Dataset items –

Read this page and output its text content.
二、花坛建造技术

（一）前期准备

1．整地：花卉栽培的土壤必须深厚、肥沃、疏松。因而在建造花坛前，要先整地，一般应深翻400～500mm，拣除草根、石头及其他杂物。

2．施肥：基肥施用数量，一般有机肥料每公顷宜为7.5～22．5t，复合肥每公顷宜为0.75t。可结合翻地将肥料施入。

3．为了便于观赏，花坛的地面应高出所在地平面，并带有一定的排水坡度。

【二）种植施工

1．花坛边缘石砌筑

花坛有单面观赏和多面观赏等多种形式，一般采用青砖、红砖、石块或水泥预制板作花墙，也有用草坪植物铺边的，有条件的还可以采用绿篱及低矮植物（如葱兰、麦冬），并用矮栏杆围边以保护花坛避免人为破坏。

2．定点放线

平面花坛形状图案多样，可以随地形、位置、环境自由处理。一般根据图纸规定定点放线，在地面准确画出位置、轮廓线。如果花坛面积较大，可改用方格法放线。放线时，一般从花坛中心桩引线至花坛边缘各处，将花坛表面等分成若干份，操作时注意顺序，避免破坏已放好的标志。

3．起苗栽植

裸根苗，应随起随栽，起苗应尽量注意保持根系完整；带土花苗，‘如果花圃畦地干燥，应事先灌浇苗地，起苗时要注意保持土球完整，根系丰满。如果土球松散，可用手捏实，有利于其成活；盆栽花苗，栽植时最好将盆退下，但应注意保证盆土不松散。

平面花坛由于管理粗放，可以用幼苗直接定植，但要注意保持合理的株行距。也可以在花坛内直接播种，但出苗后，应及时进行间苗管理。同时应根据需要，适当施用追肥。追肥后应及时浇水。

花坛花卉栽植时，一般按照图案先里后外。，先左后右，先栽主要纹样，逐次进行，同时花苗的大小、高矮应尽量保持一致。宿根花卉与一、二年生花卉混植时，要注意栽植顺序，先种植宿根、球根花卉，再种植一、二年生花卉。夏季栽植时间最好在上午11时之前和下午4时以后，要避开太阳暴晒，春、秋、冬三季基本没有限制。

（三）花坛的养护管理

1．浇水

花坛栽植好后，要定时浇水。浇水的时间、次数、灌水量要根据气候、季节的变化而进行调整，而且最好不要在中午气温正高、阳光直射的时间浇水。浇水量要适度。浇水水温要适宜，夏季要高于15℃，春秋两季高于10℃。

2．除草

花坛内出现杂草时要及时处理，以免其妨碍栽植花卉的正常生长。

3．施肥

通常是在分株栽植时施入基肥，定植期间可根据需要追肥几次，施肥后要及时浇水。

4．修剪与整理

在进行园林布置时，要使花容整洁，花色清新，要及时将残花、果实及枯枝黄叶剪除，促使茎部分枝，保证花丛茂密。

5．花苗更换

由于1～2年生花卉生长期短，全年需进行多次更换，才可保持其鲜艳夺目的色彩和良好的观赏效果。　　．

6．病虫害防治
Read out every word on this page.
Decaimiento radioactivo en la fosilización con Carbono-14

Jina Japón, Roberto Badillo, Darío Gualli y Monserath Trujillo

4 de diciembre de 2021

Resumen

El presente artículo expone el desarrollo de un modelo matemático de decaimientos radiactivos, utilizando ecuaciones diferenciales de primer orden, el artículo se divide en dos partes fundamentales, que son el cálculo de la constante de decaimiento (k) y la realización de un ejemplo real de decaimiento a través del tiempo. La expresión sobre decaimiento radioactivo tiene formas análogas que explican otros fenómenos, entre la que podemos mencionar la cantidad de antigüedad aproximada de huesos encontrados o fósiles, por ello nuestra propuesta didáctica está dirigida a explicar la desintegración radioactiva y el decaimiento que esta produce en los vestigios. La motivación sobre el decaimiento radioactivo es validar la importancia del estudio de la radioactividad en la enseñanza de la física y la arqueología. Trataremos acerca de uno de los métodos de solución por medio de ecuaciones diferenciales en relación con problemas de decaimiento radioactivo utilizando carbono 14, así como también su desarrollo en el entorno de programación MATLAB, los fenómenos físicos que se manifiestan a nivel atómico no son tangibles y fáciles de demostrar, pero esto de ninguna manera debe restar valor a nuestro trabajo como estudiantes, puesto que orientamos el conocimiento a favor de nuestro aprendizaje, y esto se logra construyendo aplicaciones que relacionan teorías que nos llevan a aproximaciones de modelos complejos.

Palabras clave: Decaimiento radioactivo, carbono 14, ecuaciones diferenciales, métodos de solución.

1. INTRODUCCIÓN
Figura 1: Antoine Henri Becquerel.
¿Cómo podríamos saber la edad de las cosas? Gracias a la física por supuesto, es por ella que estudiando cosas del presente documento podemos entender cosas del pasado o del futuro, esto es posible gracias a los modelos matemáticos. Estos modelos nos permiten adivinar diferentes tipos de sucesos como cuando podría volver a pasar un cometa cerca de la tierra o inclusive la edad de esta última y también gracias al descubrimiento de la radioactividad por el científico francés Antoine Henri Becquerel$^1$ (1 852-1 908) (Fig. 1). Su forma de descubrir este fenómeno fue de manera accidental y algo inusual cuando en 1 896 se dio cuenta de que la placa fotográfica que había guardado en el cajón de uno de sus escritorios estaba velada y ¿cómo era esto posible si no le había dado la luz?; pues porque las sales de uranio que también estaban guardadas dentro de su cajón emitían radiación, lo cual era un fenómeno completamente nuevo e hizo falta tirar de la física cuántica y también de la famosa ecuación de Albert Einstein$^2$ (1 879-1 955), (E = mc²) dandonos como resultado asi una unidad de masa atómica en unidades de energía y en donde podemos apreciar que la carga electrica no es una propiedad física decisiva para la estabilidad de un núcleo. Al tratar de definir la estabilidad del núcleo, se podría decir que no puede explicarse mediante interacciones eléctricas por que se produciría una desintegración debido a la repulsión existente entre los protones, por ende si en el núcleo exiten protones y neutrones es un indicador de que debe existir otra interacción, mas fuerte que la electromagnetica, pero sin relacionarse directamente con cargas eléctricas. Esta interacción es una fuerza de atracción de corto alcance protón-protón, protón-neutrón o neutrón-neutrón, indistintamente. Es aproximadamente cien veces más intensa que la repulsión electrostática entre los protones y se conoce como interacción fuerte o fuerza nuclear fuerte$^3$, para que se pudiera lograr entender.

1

Aim of the exercise – Go through the listing and copy all of it exactly.

Result of this exercise –
Read this page and output its text content.
二、花坛建造技术

（一）前期准备

1．整地：花卉栽培的土壤必须深厚、肥沃、疏松。因而在建造花坛前，要先整地，一般应深翻400～500mm，拣除草根、石头及其他杂物。

2．施肥：基肥施用数量，一般有机肥料每公顷宜为7.5～22．5t，复合肥每公顷宜为0.75t。可结合翻地将肥料施入。

3．为了便于观赏，花坛的地面应高出所在地平面，并带有一定的排水坡度。

【二）种植施工

1．花坛边缘石砌筑

花坛有单面观赏和多面观赏等多种形式，一般采用青砖、红砖、石块或水泥预制板作花墙，也有用草坪植物铺边的，有条件的还可以采用绿篱及低矮植物（如葱兰、麦冬），并用矮栏杆围边以保护花坛避免人为破坏。

2．定点放线

平面花坛形状图案多样，可以随地形、位置、环境自由处理。一般根据图纸规定定点放线，在地面准确画出位置、轮廓线。如果花坛面积较大，可改用方格法放线。放线时，一般从花坛中心桩引线至花坛边缘各处，将花坛表面等分成若干份，操作时注意顺序，避免破坏已放好的标志。

3．起苗栽植

裸根苗，应随起随栽，起苗应尽量注意保持根系完整；带土花苗，‘如果花圃畦地干燥，应事先灌浇苗地，起苗时要注意保持土球完整，根系丰满。如果土球松散，可用手捏实，有利于其成活；盆栽花苗，栽植时最好将盆退下，但应注意保证盆土不松散。

平面花坛由于管理粗放，可以用幼苗直接定植，但要注意保持合理的株行距。也可以在花坛内直接播种，但出苗后，应及时进行间苗管理。同时应根据需要，适当施用追肥。追肥后应及时浇水。

花坛花卉栽植时，一般按照图案先里后外。，先左后右，先栽主要纹样，逐次进行，同时花苗的大小、高矮应尽量保持一致。宿根花卉与一、二年生花卉混植时，要注意栽植顺序，先种植宿根、球根花卉，再种植一、二年生花卉。夏季栽植时间最好在上午11时之前和下午4时以后，要避开太阳暴晒，春、秋、冬三季基本没有限制。

（三）花坛的养护管理

1．浇水

花坛栽植好后，要定时浇水。浇水的时间、次数、灌水量要根据气候、季节的变化而进行调整，而且最好不要在中午气温正高、阳光直射的时间浇水。浇水量要适度。浇水水温要适宜，夏季要高于15℃，春秋两季高于10℃。

2．除草

花坛内出现杂草时要及时处理，以免其妨碍栽植花卉的正常生长。

3．施肥

通常是在分株栽植时施入基肥，定植期间可根据需要追肥几次，施肥后要及时浇水。

4．修剪与整理

在进行园林布置时，要使花容整洁，花色清新，要及时将残花、果实及枯枝黄叶剪除，促使茎部分枝，保证花丛茂密。

5．花苗更换

由于1～2年生花卉生长期短，全年需进行多次更换，才可保持其鲜艳夺目的色彩和良好的观赏效果。　　．

6．病虫害防治
Read out every word on this page.
Decaimiento radioactivo en la fosilización con Carbono-14

Jina Japón, Roberto Badillo, Darío Gualli y Monserath Trujillo

4 de diciembre de 2021

Resumen

El presente artículo expone el desarrollo de un modelo matemático de decaimientos radiactivos, utilizando ecuaciones diferenciales de primer orden, el artículo se divide en dos partes fundamentales, que son el cálculo de la constante de decaimiento (k) y la realización de un ejemplo real de decaimiento a través del tiempo. La expresión sobre decaimiento radioactivo tiene formas análogas que explican otros fenómenos, entre la que podemos mencionar la cantidad de antigüedad aproximada de huesos encontrados o fósiles, por ello nuestra propuesta didáctica está dirigida a explicar la desintegración radioactiva y el decaimiento que esta produce en los vestigios. La motivación sobre el decaimiento radioactivo es validar la importancia del estudio de la radioactividad en la enseñanza de la física y la arqueología. Trataremos acerca de uno de los métodos de solución por medio de ecuaciones diferenciales en relación con problemas de decaimiento radioactivo utilizando carbono 14, así como también su desarrollo en el entorno de programación MATLAB, los fenómenos físicos que se manifiestan a nivel atómico no son tangibles y fáciles de demostrar, pero esto de ninguna manera debe restar valor a nuestro trabajo como estudiantes, puesto que orientamos el conocimiento a favor de nuestro aprendizaje, y esto se logra construyendo aplicaciones que relacionan teorías que nos llevan a aproximaciones de modelos complejos.

Palabras clave: Decaimiento radioactivo, carbono 14, ecuaciones diferenciales, métodos de solución.

1. INTRODUCCIÓN
Figura 1: Antoine Henri Becquerel.
¿Cómo podríamos saber la edad de las cosas? Gracias a la física por supuesto, es por ella que estudiando cosas del presente documento podemos entender cosas del pasado o del futuro, esto es posible gracias a los modelos matemáticos. Estos modelos nos permiten adivinar diferentes tipos de sucesos como cuando podría volver a pasar un cometa cerca de la tierra o inclusive la edad de esta última y también gracias al descubrimiento de la radioactividad por el científico francés Antoine Henri Becquerel$^1$ (1 852-1 908) (Fig. 1). Su forma de descubrir este fenómeno fue de manera accidental y algo inusual cuando en 1 896 se dio cuenta de que la placa fotográfica que había guardado en el cajón de uno de sus escritorios estaba velada y ¿cómo era esto posible si no le había dado la luz?; pues porque las sales de uranio que también estaban guardadas dentro de su cajón emitían radiación, lo cual era un fenómeno completamente nuevo e hizo falta tirar de la física cuántica y también de la famosa ecuación de Albert Einstein$^2$ (1 879-1 955), (E = mc²) dandonos como resultado asi una unidad de masa atómica en unidades de energía y en donde podemos apreciar que la carga electrica no es una propiedad física decisiva para la estabilidad de un núcleo. Al tratar de definir la estabilidad del núcleo, se podría decir que no puede explicarse mediante interacciones eléctricas por que se produciría una desintegración debido a la repulsión existente entre los protones, por ende si en el núcleo exiten protones y neutrones es un indicador de que debe existir otra interacción, mas fuerte que la electromagnetica, pero sin relacionarse directamente con cargas eléctricas. Esta interacción es una fuerza de atracción de corto alcance protón-protón, protón-neutrón o neutrón-neutrón, indistintamente. Es aproximadamente cien veces más intensa que la repulsión electrostática entre los protones y se conoce como interacción fuerte o fuerza nuclear fuerte$^3$, para que se pudiera lograr entender.

1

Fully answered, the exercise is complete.